:: Extracted records ::

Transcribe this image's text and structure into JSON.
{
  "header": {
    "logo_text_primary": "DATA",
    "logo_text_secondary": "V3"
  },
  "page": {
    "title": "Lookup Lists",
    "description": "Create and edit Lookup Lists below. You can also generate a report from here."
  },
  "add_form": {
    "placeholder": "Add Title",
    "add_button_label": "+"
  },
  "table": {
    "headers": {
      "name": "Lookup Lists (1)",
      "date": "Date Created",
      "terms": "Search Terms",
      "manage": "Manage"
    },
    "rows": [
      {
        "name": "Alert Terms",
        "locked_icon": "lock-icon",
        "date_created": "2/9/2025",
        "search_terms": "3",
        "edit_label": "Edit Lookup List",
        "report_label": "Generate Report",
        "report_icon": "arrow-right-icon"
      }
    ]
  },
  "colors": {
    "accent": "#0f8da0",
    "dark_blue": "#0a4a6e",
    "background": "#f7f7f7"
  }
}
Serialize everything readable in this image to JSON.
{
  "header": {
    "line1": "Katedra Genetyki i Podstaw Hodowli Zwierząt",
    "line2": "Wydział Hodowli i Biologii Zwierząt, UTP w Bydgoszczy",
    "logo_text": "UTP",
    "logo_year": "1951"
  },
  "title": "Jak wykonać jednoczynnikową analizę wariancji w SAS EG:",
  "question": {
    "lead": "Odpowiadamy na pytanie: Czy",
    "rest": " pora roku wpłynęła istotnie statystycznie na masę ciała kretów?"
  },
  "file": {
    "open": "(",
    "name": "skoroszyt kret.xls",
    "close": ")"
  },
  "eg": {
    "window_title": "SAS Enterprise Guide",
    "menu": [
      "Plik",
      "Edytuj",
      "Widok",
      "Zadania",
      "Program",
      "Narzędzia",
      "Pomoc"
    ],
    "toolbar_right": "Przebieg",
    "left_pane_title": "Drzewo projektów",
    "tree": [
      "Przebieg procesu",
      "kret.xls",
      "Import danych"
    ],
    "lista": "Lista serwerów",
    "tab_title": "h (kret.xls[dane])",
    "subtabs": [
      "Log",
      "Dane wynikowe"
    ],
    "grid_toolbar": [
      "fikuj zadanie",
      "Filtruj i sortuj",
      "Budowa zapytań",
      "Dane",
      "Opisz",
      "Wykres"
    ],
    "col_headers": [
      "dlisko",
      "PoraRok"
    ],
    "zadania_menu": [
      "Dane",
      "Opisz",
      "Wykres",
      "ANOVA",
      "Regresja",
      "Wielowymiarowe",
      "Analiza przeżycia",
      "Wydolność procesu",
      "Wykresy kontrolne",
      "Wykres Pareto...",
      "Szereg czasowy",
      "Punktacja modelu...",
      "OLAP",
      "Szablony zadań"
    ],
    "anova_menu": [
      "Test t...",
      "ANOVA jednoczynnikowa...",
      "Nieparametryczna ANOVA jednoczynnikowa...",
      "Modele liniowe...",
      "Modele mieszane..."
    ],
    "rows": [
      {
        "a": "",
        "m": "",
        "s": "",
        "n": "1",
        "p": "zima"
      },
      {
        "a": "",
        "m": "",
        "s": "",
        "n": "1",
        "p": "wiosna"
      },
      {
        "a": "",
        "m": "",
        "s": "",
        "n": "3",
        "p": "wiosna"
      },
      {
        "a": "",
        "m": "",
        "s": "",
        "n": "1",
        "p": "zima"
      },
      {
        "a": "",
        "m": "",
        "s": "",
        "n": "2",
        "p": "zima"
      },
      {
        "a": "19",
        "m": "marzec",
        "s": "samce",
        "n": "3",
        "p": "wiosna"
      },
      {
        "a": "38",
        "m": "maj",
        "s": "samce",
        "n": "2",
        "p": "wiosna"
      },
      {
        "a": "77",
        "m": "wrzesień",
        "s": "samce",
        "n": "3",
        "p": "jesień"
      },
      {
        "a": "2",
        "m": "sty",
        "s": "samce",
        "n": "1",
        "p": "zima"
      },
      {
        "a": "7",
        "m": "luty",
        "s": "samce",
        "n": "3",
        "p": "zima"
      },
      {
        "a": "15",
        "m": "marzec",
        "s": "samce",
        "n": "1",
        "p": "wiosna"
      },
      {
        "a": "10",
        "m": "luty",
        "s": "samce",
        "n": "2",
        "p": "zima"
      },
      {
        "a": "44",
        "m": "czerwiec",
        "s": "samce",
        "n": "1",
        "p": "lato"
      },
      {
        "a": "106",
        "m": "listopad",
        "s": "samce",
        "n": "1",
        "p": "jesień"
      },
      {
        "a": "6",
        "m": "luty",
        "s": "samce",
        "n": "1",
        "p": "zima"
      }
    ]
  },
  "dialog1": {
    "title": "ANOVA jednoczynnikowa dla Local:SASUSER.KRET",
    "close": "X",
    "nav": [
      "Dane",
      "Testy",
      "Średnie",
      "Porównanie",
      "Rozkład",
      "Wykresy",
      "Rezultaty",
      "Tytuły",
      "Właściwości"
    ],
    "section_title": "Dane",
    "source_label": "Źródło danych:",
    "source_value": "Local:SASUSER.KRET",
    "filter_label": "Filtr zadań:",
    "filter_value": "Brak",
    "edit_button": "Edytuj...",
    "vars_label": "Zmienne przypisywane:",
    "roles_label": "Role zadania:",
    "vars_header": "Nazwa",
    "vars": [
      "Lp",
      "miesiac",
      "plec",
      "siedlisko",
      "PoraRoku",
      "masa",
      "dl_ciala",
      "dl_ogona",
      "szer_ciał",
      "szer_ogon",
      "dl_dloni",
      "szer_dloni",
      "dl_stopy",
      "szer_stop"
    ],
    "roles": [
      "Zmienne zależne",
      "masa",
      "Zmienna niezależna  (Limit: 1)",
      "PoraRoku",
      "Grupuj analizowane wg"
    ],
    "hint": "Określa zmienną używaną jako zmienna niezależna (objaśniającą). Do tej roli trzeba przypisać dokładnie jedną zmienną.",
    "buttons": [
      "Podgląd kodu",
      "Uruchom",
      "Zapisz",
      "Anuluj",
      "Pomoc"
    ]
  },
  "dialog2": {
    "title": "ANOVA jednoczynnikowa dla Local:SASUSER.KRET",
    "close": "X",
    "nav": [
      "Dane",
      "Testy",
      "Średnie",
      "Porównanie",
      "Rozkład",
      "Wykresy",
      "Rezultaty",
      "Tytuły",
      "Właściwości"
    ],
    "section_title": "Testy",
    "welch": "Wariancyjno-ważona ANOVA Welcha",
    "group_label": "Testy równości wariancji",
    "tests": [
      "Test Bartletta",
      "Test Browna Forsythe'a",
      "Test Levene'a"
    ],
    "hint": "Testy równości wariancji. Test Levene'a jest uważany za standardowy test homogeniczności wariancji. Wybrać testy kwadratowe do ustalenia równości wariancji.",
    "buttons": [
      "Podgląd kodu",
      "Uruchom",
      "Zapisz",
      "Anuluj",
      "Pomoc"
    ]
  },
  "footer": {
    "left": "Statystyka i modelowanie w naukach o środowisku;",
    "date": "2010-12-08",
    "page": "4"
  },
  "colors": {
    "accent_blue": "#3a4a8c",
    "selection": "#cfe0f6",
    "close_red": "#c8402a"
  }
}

:::

● **Instructions to follow**: What is the number of lines that hold the string "zadań"? Give it alone.

● **Answer to the problem**: 2